MATERIAL SHOWN:
•••••

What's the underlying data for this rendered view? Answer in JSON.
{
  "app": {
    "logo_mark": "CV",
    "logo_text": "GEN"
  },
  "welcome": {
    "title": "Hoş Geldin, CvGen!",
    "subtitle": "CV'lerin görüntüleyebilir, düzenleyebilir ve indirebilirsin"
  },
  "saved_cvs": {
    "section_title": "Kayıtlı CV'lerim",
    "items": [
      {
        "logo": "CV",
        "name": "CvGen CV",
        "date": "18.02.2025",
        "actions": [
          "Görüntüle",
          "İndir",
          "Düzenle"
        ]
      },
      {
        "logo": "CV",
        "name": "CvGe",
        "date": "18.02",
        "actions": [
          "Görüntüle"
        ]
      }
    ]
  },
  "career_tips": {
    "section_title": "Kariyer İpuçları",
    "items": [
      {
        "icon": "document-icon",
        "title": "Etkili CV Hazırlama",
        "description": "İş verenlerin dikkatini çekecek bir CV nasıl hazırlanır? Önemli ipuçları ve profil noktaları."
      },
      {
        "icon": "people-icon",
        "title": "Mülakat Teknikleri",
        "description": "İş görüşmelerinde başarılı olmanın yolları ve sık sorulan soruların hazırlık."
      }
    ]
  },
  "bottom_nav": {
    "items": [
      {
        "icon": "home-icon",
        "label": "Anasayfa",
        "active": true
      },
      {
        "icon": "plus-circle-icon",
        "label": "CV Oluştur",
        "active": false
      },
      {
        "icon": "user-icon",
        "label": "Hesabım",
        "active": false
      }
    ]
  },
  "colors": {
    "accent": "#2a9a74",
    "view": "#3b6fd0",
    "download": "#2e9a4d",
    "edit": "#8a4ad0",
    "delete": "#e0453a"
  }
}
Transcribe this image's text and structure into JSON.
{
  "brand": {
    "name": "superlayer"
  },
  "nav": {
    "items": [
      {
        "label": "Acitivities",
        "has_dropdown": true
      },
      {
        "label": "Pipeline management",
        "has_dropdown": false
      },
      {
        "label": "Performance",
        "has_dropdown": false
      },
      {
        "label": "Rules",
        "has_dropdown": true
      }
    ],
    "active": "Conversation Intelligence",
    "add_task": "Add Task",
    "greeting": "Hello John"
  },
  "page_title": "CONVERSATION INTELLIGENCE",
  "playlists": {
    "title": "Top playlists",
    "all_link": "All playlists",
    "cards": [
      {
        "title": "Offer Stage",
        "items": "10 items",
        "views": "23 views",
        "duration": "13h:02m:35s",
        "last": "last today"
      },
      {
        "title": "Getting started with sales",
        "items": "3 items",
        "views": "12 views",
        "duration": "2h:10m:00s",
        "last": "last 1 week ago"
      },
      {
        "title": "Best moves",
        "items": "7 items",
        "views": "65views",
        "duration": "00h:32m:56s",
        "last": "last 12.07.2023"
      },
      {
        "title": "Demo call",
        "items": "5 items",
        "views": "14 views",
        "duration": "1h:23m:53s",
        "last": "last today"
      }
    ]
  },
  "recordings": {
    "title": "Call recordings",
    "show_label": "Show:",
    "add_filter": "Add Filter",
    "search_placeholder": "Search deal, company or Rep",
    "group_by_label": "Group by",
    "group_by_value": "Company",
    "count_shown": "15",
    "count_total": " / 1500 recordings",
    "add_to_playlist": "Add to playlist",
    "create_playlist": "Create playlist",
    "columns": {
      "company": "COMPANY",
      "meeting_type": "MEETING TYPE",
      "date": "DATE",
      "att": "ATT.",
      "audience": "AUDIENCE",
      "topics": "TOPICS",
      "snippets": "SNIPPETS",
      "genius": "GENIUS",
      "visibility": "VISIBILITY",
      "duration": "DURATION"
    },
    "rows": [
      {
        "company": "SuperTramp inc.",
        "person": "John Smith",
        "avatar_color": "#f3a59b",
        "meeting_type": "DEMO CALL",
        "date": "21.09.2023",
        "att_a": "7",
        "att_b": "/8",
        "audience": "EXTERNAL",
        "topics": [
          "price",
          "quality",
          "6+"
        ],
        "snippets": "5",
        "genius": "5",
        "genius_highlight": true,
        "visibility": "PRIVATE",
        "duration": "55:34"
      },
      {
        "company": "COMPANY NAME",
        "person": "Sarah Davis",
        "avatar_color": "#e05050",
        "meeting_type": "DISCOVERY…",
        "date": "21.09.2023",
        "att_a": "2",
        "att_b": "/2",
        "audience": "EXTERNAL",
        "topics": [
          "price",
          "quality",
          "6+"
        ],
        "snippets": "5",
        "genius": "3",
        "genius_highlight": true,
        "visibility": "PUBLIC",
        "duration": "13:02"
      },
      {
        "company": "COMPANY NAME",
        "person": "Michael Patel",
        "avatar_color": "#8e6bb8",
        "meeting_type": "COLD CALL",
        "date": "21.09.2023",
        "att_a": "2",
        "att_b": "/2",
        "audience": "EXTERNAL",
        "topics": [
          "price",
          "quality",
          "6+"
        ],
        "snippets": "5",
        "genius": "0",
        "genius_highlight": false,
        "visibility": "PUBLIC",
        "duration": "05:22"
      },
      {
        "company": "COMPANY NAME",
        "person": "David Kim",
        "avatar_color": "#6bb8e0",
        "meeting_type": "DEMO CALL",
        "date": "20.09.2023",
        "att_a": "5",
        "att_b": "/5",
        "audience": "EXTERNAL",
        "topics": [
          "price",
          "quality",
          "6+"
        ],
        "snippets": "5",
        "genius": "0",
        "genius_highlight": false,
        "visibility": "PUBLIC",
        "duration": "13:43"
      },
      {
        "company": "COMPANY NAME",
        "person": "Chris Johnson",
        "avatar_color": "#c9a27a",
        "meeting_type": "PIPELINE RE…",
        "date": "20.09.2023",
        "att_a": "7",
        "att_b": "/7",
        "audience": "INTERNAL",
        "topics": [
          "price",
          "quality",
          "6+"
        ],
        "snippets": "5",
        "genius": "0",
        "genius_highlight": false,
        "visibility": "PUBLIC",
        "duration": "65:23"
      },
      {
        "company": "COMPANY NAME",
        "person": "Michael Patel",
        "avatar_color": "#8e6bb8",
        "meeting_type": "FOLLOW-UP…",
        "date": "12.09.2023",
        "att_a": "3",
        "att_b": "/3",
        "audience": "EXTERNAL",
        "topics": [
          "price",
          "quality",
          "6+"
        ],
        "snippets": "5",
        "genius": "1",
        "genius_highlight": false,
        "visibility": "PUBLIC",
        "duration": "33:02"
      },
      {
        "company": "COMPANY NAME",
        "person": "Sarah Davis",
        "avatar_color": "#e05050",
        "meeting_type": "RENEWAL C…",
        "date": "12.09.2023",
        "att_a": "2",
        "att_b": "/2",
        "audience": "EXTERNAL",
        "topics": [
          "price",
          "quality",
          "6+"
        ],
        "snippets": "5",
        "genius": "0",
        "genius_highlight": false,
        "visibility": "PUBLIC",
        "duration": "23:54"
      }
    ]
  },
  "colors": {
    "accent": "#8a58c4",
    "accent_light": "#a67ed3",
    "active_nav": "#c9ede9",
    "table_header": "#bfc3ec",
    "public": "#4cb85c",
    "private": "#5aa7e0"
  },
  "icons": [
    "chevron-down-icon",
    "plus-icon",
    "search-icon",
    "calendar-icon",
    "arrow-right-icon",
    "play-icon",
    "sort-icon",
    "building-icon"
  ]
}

•••••

DO THIS: Output the entries verbatim.

RESULT FOR THIS TASK:
What's the underlying data for this rendered view? Answer in JSON.
{
  "app": {
    "logo_mark": "CV",
    "logo_text": "GEN"
  },
  "welcome": {
    "title": "Hoş Geldin, CvGen!",
    "subtitle": "CV'lerin görüntüleyebilir, düzenleyebilir ve indirebilirsin"
  },
  "saved_cvs": {
    "section_title": "Kayıtlı CV'lerim",
    "items": [
      {
        "logo": "CV",
        "name": "CvGen CV",
        "date": "18.02.2025",
        "actions": [
          "Görüntüle",
          "İndir",
          "Düzenle"
        ]
      },
      {
        "logo": "CV",
        "name": "CvGe",
        "date": "18.02",
        "actions": [
          "Görüntüle"
        ]
      }
    ]
  },
  "career_tips": {
    "section_title": "Kariyer İpuçları",
    "items": [
      {
        "icon": "document-icon",
        "title": "Etkili CV Hazırlama",
        "description": "İş verenlerin dikkatini çekecek bir CV nasıl hazırlanır? Önemli ipuçları ve profil noktaları."
      },
      {
        "icon": "people-icon",
        "title": "Mülakat Teknikleri",
        "description": "İş görüşmelerinde başarılı olmanın yolları ve sık sorulan soruların hazırlık."
      }
    ]
  },
  "bottom_nav": {
    "items": [
      {
        "icon": "home-icon",
        "label": "Anasayfa",
        "active": true
      },
      {
        "icon": "plus-circle-icon",
        "label": "CV Oluştur",
        "active": false
      },
      {
        "icon": "user-icon",
        "label": "Hesabım",
        "active": false
      }
    ]
  },
  "colors": {
    "accent": "#2a9a74",
    "view": "#3b6fd0",
    "download": "#2e9a4d",
    "edit": "#8a4ad0",
    "delete": "#e0453a"
  }
}
Transcribe this image's text and structure into JSON.
{
  "brand": {
    "name": "superlayer"
  },
  "nav": {
    "items": [
      {
        "label": "Acitivities",
        "has_dropdown": true
      },
      {
        "label": "Pipeline management",
        "has_dropdown": false
      },
      {
        "label": "Performance",
        "has_dropdown": false
      },
      {
        "label": "Rules",
        "has_dropdown": true
      }
    ],
    "active": "Conversation Intelligence",
    "add_task": "Add Task",
    "greeting": "Hello John"
  },
  "page_title": "CONVERSATION INTELLIGENCE",
  "playlists": {
    "title": "Top playlists",
    "all_link": "All playlists",
    "cards": [
      {
        "title": "Offer Stage",
        "items": "10 items",
        "views": "23 views",
        "duration": "13h:02m:35s",
        "last": "last today"
      },
      {
        "title": "Getting started with sales",
        "items": "3 items",
        "views": "12 views",
        "duration": "2h:10m:00s",
        "last": "last 1 week ago"
      },
      {
        "title": "Best moves",
        "items": "7 items",
        "views": "65views",
        "duration": "00h:32m:56s",
        "last": "last 12.07.2023"
      },
      {
        "title": "Demo call",
        "items": "5 items",
        "views": "14 views",
        "duration": "1h:23m:53s",
        "last": "last today"
      }
    ]
  },
  "recordings": {
    "title": "Call recordings",
    "show_label": "Show:",
    "add_filter": "Add Filter",
    "search_placeholder": "Search deal, company or Rep",
    "group_by_label": "Group by",
    "group_by_value": "Company",
    "count_shown": "15",
    "count_total": " / 1500 recordings",
    "add_to_playlist": "Add to playlist",
    "create_playlist": "Create playlist",
    "columns": {
      "company": "COMPANY",
      "meeting_type": "MEETING TYPE",
      "date": "DATE",
      "att": "ATT.",
      "audience": "AUDIENCE",
      "topics": "TOPICS",
      "snippets": "SNIPPETS",
      "genius": "GENIUS",
      "visibility": "VISIBILITY",
      "duration": "DURATION"
    },
    "rows": [
      {
        "company": "SuperTramp inc.",
        "person": "John Smith",
        "avatar_color": "#f3a59b",
        "meeting_type": "DEMO CALL",
        "date": "21.09.2023",
        "att_a": "7",
        "att_b": "/8",
        "audience": "EXTERNAL",
        "topics": [
          "price",
          "quality",
          "6+"
        ],
        "snippets": "5",
        "genius": "5",
        "genius_highlight": true,
        "visibility": "PRIVATE",
        "duration": "55:34"
      },
      {
        "company": "COMPANY NAME",
        "person": "Sarah Davis",
        "avatar_color": "#e05050",
        "meeting_type": "DISCOVERY…",
        "date": "21.09.2023",
        "att_a": "2",
        "att_b": "/2",
        "audience": "EXTERNAL",
        "topics": [
          "price",
          "quality",
          "6+"
        ],
        "snippets": "5",
        "genius": "3",
        "genius_highlight": true,
        "visibility": "PUBLIC",
        "duration": "13:02"
      },
      {
        "company": "COMPANY NAME",
        "person": "Michael Patel",
        "avatar_color": "#8e6bb8",
        "meeting_type": "COLD CALL",
        "date": "21.09.2023",
        "att_a": "2",
        "att_b": "/2",
        "audience": "EXTERNAL",
        "topics": [
          "price",
          "quality",
          "6+"
        ],
        "snippets": "5",
        "genius": "0",
        "genius_highlight": false,
        "visibility": "PUBLIC",
        "duration": "05:22"
      },
      {
        "company": "COMPANY NAME",
        "person": "David Kim",
        "avatar_color": "#6bb8e0",
        "meeting_type": "DEMO CALL",
        "date": "20.09.2023",
        "att_a": "5",
        "att_b": "/5",
        "audience": "EXTERNAL",
        "topics": [
          "price",
          "quality",
          "6+"
        ],
        "snippets": "5",
        "genius": "0",
        "genius_highlight": false,
        "visibility": "PUBLIC",
        "duration": "13:43"
      },
      {
        "company": "COMPANY NAME",
        "person": "Chris Johnson",
        "avatar_color": "#c9a27a",
        "meeting_type": "PIPELINE RE…",
        "date": "20.09.2023",
        "att_a": "7",
        "att_b": "/7",
        "audience": "INTERNAL",
        "topics": [
          "price",
          "quality",
          "6+"
        ],
        "snippets": "5",
        "genius": "0",
        "genius_highlight": false,
        "visibility": "PUBLIC",
        "duration": "65:23"
      },
      {
        "company": "COMPANY NAME",
        "person": "Michael Patel",
        "avatar_color": "#8e6bb8",
        "meeting_type": "FOLLOW-UP…",
        "date": "12.09.2023",
        "att_a": "3",
        "att_b": "/3",
        "audience": "EXTERNAL",
        "topics": [
          "price",
          "quality",
          "6+"
        ],
        "snippets": "5",
        "genius": "1",
        "genius_highlight": false,
        "visibility": "PUBLIC",
        "duration": "33:02"
      },
      {
        "company": "COMPANY NAME",
        "person": "Sarah Davis",
        "avatar_color": "#e05050",
        "meeting_type": "RENEWAL C…",
        "date": "12.09.2023",
        "att_a": "2",
        "att_b": "/2",
        "audience": "EXTERNAL",
        "topics": [
          "price",
          "quality",
          "6+"
        ],
        "snippets": "5",
        "genius": "0",
        "genius_highlight": false,
        "visibility": "PUBLIC",
        "duration": "23:54"
      }
    ]
  },
  "colors": {
    "accent": "#8a58c4",
    "accent_light": "#a67ed3",
    "active_nav": "#c9ede9",
    "table_header": "#bfc3ec",
    "public": "#4cb85c",
    "private": "#5aa7e0"
  },
  "icons": [
    "chevron-down-icon",
    "plus-icon",
    "search-icon",
    "calendar-icon",
    "arrow-right-icon",
    "play-icon",
    "sort-icon",
    "building-icon"
  ]
}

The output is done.